### Your task
Collect every line of the records below that contains the word "Services".

### Excerpted data
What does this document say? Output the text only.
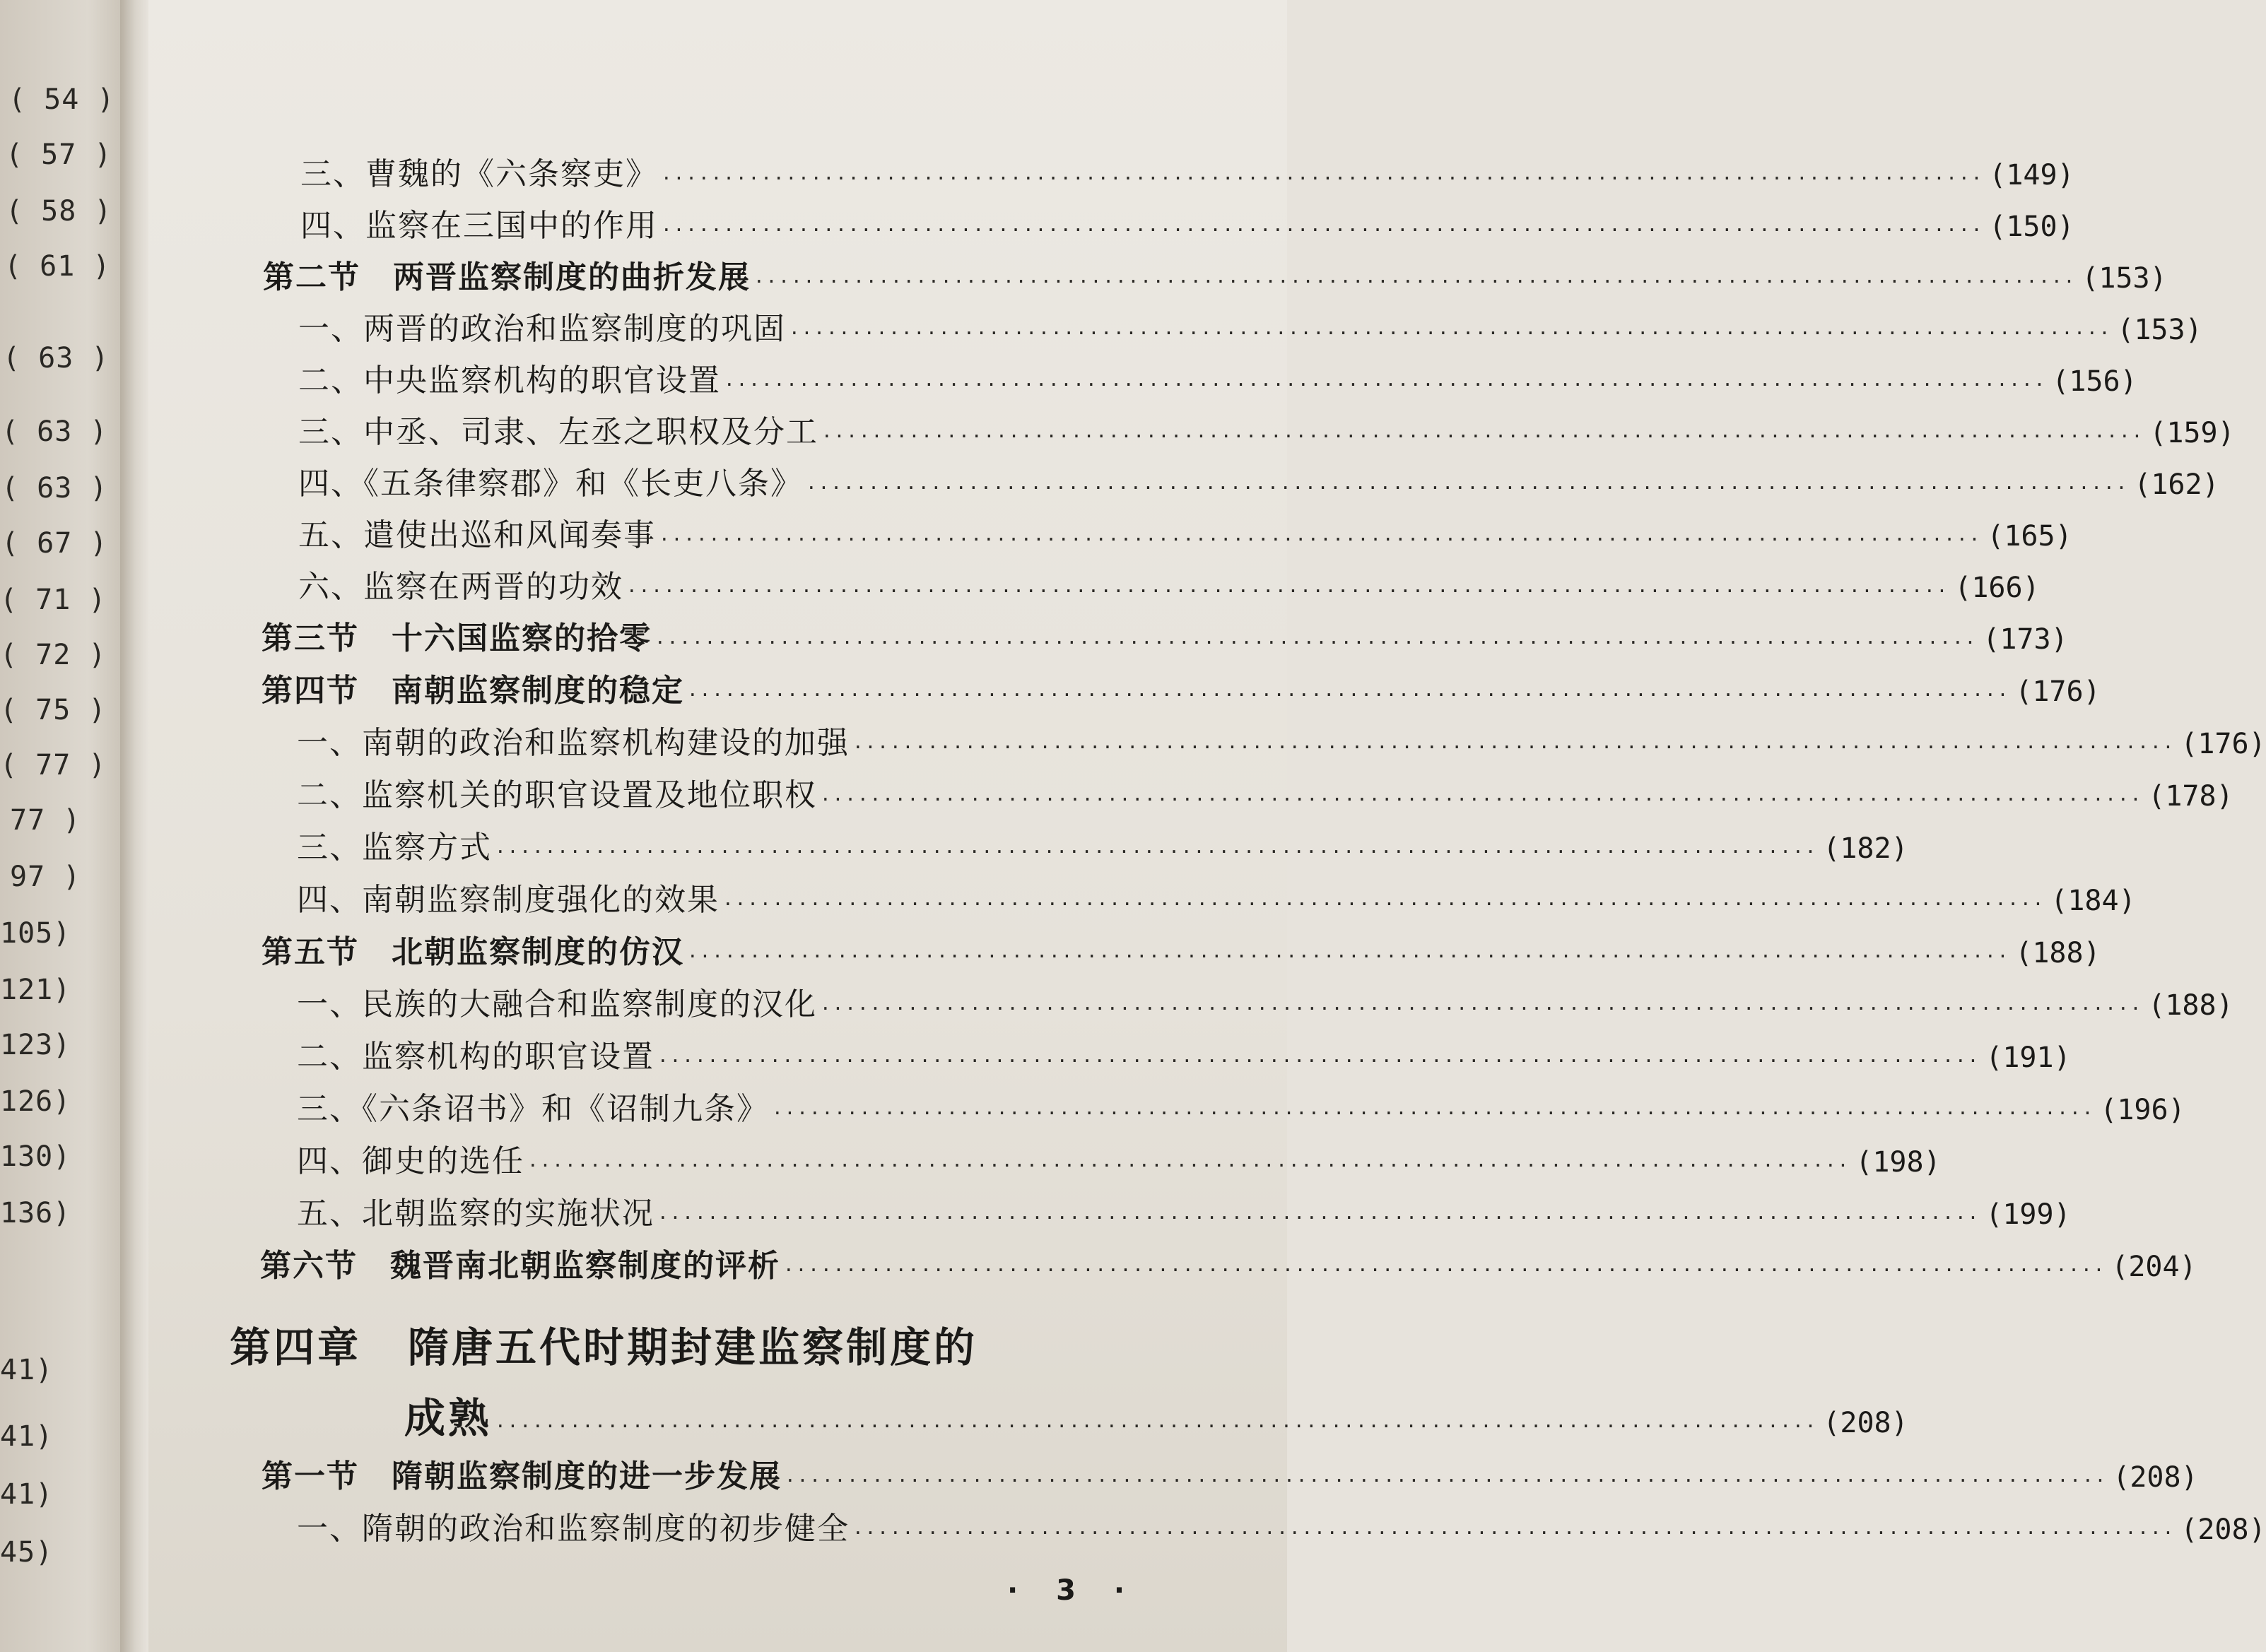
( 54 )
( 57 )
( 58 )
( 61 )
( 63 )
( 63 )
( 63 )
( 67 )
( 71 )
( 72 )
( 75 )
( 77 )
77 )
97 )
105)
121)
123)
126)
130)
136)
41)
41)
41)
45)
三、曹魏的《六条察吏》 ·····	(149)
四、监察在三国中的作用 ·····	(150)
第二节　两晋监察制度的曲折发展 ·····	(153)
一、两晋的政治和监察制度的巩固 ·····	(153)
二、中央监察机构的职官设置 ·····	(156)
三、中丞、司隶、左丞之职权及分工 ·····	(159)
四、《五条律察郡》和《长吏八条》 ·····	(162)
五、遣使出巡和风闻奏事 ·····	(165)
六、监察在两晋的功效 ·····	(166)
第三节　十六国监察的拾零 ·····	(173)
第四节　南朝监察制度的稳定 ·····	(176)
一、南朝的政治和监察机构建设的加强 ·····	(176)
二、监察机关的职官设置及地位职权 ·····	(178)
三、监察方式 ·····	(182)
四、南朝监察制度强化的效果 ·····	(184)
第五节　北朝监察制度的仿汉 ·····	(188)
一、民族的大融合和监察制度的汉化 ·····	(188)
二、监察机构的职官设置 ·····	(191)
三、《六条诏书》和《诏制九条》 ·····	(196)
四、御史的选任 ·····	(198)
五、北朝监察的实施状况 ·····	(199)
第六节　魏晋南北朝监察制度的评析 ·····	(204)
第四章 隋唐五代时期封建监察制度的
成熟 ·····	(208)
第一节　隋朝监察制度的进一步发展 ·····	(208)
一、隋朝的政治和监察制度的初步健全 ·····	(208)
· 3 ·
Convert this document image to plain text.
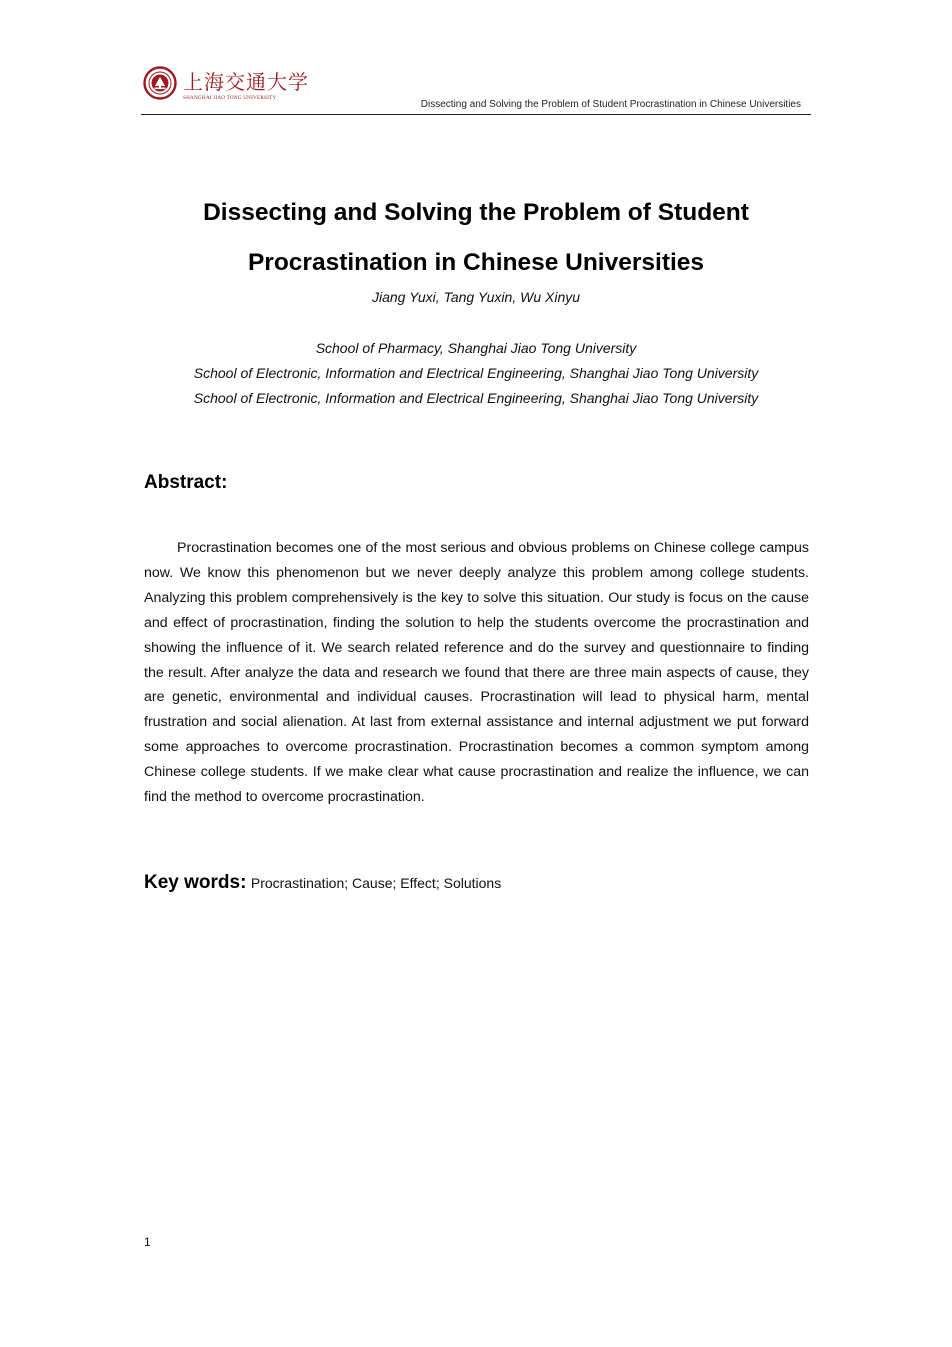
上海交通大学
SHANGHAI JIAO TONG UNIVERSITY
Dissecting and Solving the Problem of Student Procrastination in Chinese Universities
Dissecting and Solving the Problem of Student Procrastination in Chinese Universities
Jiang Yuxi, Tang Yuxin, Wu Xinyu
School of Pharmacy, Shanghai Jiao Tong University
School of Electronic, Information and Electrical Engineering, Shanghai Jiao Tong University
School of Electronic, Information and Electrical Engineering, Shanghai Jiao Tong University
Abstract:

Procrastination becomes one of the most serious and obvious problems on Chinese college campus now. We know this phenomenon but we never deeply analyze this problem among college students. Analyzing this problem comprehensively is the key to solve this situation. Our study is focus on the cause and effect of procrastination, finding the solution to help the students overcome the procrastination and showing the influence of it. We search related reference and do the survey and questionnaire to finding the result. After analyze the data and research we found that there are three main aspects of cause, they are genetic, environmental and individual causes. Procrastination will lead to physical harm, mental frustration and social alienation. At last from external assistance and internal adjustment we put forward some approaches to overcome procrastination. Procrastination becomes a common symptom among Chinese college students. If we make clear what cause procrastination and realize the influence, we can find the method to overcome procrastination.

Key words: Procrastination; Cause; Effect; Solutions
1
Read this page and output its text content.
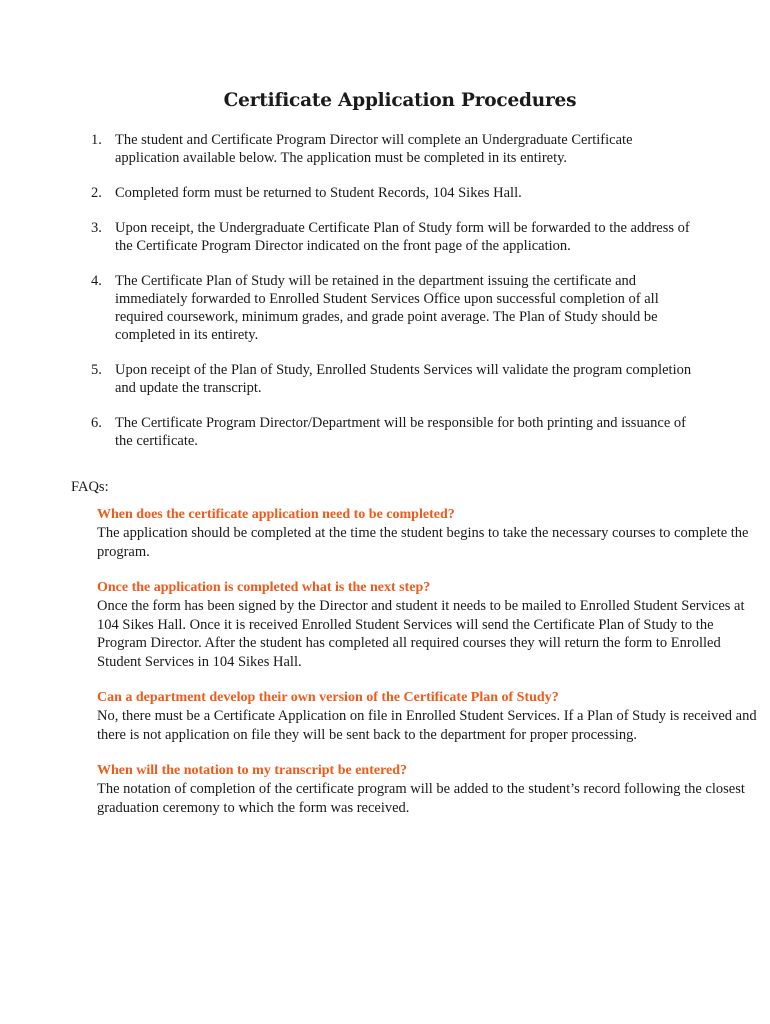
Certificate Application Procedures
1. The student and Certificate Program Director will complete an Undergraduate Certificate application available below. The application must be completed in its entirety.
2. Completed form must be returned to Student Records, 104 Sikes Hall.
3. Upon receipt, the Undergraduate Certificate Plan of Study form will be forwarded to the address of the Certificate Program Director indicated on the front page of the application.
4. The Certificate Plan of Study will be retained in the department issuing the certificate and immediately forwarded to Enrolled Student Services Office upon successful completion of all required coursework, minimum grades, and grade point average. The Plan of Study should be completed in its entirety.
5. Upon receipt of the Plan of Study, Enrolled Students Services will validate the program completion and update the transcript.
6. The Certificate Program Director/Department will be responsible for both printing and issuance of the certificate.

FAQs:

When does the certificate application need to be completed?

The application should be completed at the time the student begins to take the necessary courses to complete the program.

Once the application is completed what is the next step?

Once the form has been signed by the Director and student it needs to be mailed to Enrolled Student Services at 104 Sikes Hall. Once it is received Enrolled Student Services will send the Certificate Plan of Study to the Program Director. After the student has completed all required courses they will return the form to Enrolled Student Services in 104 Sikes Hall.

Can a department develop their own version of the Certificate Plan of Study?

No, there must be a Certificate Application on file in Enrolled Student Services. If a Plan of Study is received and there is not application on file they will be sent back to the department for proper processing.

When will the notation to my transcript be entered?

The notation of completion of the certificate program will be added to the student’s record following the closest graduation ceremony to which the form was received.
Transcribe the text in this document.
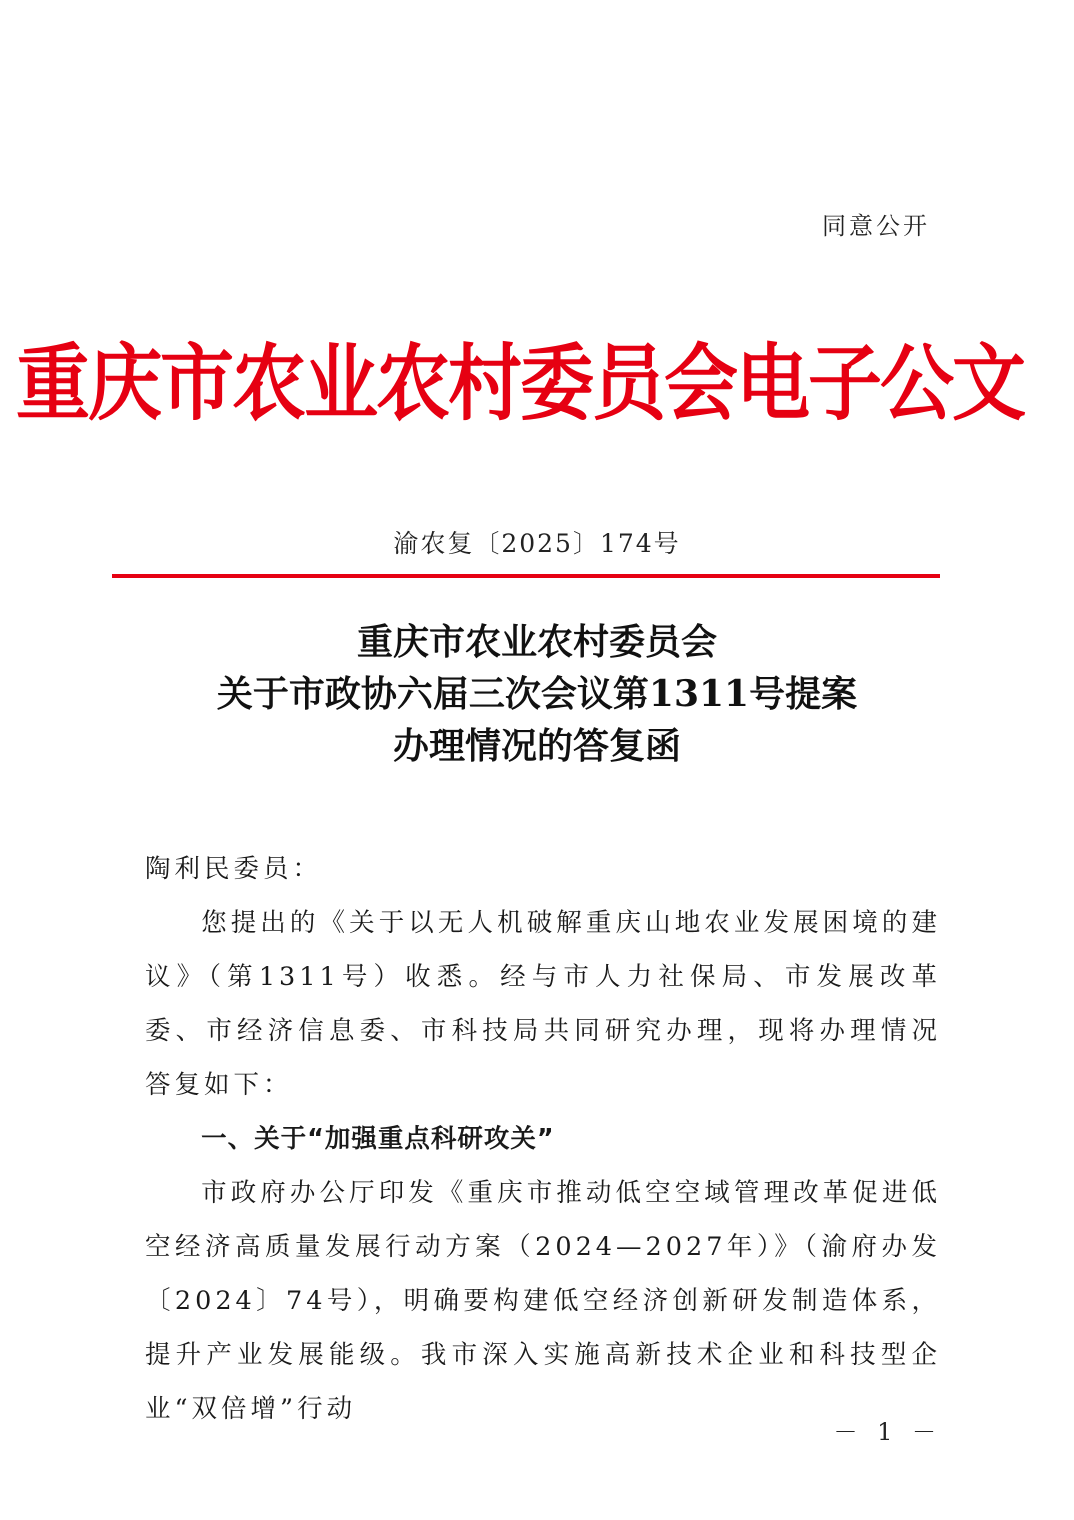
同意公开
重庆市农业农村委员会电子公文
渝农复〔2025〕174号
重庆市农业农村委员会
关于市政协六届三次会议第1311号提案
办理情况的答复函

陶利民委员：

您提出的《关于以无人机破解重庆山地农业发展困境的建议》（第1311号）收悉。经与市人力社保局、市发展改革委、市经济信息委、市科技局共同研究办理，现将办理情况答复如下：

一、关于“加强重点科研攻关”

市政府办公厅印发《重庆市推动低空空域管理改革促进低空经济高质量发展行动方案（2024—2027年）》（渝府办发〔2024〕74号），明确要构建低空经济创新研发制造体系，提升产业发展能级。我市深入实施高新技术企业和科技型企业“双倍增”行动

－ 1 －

### The output
4. The Certificate Plan of Study will be retained in the department issuing the certificate and immediately forwarded to Enrolled Student Services Office upon successful completion of all required coursework, minimum grades, and grade point average. The Plan of Study should be completed in its entirety.
5. Upon receipt of the Plan of Study, Enrolled Students Services will validate the program completion and update the transcript.
Once the form has been signed by the Director and student it needs to be mailed to Enrolled Student Services at 104 Sikes Hall. Once it is received Enrolled Student Services will send the Certificate Plan of Study to the Program Director. After the student has completed all required courses they will return the form to Enrolled Student Services in 104 Sikes Hall.
No, there must be a Certificate Application on file in Enrolled Student Services. If a Plan of Study is received and there is not application on file they will be sent back to the department for proper processing.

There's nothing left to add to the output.